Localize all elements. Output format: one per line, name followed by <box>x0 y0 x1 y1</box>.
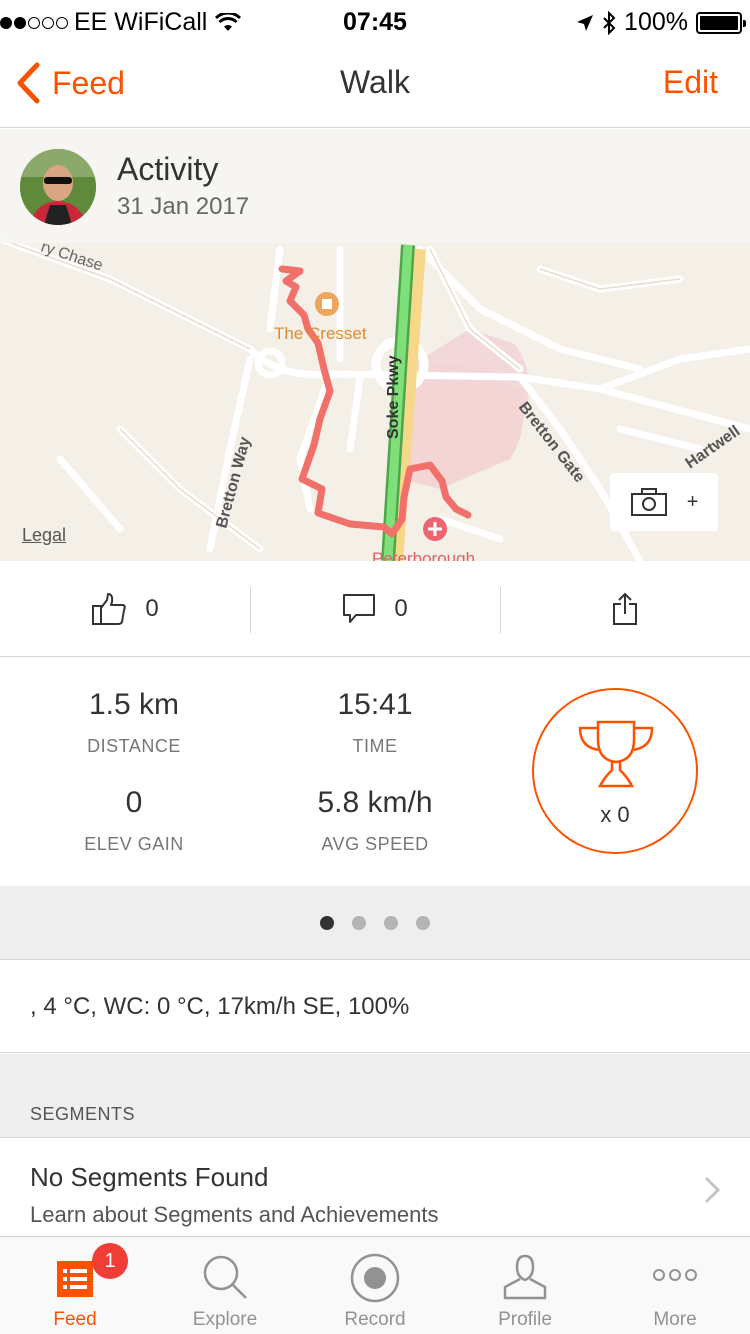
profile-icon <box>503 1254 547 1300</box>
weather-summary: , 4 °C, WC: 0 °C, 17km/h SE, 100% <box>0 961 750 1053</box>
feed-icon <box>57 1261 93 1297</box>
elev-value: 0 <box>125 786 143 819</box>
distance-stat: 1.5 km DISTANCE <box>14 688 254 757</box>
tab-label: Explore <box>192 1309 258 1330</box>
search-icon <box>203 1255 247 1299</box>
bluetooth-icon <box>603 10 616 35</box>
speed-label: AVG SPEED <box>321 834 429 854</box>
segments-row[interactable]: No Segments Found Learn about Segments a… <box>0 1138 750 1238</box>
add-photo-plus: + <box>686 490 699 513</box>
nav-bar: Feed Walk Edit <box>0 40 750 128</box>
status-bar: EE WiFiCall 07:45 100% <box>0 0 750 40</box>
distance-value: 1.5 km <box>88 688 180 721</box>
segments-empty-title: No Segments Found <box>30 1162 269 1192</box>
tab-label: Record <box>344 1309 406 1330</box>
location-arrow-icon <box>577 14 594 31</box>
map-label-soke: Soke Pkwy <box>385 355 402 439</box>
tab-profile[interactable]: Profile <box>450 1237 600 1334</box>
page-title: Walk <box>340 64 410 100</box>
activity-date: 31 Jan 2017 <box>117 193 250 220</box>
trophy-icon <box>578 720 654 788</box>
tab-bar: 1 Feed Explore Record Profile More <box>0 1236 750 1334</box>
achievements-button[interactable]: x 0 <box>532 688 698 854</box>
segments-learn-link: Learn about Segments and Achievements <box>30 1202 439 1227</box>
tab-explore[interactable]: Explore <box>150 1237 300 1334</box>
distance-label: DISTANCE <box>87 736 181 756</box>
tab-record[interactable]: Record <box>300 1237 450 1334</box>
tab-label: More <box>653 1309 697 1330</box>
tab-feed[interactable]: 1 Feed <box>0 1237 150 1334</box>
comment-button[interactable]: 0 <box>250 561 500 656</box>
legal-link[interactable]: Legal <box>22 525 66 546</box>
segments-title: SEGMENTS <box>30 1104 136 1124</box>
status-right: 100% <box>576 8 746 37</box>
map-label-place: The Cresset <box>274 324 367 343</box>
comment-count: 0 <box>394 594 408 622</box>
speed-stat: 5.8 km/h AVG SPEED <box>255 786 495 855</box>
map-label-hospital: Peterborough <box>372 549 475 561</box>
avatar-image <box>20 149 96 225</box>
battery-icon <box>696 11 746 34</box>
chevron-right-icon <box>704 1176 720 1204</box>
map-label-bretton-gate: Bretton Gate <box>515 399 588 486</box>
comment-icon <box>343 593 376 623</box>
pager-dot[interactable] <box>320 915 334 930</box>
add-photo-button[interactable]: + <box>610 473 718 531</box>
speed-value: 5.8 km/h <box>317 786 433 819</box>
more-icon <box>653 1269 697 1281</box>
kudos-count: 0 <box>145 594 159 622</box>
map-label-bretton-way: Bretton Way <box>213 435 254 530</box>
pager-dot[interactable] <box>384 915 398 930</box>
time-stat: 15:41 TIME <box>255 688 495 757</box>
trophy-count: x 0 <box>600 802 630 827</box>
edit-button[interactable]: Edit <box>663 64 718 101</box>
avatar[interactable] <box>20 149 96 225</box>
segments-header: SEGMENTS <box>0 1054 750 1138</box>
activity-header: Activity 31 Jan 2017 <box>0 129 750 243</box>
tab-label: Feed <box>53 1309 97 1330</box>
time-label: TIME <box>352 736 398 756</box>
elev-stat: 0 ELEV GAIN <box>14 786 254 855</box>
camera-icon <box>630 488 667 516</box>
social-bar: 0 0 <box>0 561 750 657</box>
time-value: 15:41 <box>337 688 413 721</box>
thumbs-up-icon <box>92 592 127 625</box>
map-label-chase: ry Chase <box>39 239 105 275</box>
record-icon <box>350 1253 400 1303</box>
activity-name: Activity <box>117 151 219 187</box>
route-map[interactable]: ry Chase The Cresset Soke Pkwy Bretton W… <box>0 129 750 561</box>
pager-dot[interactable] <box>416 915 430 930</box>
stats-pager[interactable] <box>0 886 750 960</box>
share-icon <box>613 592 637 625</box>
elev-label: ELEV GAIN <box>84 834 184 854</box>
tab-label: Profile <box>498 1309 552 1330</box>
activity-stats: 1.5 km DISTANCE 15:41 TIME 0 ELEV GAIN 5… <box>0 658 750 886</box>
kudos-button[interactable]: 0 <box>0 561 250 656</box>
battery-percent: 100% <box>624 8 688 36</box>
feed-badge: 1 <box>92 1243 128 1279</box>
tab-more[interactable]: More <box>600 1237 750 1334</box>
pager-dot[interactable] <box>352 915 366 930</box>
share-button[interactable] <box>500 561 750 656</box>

...

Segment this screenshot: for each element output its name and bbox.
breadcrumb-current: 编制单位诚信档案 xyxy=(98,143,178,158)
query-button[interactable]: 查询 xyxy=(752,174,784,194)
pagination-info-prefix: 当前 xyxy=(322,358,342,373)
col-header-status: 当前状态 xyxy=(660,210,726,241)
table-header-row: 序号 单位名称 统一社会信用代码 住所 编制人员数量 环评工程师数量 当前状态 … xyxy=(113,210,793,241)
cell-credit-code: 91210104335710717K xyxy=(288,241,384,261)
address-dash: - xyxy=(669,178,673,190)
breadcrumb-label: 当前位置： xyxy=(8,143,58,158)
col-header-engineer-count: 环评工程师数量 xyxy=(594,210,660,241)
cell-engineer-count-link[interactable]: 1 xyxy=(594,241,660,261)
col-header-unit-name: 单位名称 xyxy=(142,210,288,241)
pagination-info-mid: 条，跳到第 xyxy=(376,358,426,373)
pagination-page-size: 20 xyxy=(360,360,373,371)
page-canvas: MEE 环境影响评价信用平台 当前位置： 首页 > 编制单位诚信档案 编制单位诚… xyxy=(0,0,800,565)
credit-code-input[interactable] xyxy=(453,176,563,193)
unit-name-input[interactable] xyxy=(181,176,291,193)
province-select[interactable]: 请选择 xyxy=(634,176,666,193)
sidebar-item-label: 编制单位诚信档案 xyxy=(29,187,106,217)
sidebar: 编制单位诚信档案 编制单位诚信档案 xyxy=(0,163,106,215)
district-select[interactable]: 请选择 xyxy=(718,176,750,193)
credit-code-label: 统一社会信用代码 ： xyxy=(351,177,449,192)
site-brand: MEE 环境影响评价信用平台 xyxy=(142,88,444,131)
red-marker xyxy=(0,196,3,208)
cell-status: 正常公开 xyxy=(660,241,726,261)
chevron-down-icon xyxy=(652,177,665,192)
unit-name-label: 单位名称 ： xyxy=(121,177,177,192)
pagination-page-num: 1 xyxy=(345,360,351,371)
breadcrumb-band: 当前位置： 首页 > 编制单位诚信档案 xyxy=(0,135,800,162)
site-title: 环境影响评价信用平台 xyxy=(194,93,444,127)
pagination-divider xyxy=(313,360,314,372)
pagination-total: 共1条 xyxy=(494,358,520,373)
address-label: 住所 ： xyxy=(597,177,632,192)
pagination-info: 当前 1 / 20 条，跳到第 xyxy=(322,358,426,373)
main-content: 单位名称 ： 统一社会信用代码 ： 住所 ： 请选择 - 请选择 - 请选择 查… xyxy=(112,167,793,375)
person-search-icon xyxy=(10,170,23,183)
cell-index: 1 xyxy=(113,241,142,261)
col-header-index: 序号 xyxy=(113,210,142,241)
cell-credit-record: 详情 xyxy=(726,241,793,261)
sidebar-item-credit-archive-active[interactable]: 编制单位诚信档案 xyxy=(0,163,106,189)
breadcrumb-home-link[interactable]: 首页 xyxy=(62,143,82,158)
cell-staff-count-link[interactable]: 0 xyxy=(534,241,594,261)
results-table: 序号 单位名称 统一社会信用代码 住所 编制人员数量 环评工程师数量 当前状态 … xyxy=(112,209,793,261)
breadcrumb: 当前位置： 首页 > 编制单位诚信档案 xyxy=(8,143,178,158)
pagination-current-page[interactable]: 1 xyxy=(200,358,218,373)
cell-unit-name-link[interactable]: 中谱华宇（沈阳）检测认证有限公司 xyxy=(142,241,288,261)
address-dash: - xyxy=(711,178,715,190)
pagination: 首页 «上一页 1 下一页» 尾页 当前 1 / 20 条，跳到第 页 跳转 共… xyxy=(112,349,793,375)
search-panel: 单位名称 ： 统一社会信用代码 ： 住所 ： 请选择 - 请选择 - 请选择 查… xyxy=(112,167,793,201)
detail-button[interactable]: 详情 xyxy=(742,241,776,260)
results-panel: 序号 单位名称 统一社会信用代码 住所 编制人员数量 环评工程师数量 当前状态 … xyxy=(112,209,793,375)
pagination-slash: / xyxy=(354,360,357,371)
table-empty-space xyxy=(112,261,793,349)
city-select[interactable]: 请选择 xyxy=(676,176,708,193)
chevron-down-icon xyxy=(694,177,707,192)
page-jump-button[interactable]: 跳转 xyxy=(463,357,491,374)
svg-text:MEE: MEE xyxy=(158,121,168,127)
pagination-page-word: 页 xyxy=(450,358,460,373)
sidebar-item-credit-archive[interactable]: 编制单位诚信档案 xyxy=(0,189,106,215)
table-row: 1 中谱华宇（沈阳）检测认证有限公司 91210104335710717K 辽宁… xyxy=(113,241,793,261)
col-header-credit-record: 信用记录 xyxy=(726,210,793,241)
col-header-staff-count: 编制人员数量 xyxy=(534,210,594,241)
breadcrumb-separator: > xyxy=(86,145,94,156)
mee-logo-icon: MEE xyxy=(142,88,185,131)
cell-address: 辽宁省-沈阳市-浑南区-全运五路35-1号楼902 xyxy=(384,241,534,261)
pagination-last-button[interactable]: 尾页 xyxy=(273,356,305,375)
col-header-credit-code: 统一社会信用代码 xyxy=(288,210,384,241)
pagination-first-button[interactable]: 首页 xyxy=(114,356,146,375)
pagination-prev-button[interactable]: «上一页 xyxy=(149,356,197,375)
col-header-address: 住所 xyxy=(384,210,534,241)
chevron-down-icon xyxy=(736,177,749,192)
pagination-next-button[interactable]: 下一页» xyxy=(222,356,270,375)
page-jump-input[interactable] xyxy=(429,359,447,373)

--

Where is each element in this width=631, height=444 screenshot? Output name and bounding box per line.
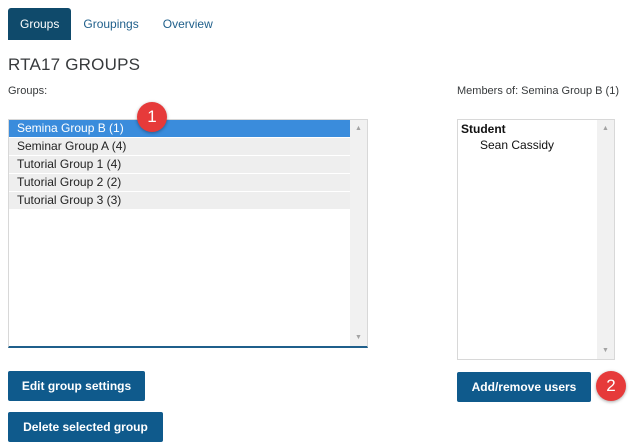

» Request
Render as a numbered list the part of the listing that opens with the line containing "Localize all elements." and closes with the line containing "tab-bar: 1 Feed", both included, leaving out blank lines and the pictures.

» Solution for this exercise
1. Localize all elements. Output format: one per line, name followed by <box>x0 y0 x1 y1</box>.
2. profile-icon <box>503 1254 547 1300</box>
3. weather-summary: , 4 °C, WC: 0 °C, 17km/h SE, 100% <box>0 961 750 1053</box>
4. feed-icon <box>57 1261 93 1297</box>
5. elev-value: 0 <box>125 786 143 819</box>
6. distance-stat: 1.5 km DISTANCE <box>14 688 254 757</box>
7. tab-label: Explore <box>192 1309 258 1330</box>
8. search-icon <box>203 1255 247 1299</box>
9. bluetooth-icon <box>603 10 616 35</box>
10. speed-label: AVG SPEED <box>321 834 429 854</box>
11. segments-row[interactable]: No Segments Found Learn about Segments a… <box>0 1138 750 1238</box>
12. add-photo-plus: + <box>686 490 699 513</box>
13. nav-bar: Feed Walk Edit <box>0 40 750 128</box>
14. status-bar: EE WiFiCall 07:45 100% <box>0 0 750 40</box>
15. distance-value: 1.5 km <box>88 688 180 721</box>
16. segments-empty-title: No Segments Found <box>30 1162 269 1192</box>
17. tab-label: Record <box>344 1309 406 1330</box>
18. location-arrow-icon <box>577 14 594 31</box>
19. map-label-soke: Soke Pkwy <box>385 355 402 439</box>
20. tab-profile[interactable]: Profile <box>450 1237 600 1334</box>
21. page-title: Walk <box>340 64 410 100</box>
22. activity-date: 31 Jan 2017 <box>117 193 250 220</box>
23. trophy-icon <box>578 720 654 788</box>
24. tab-bar: 1 Feed Explore Record Profile More <box>0 1236 750 1334</box>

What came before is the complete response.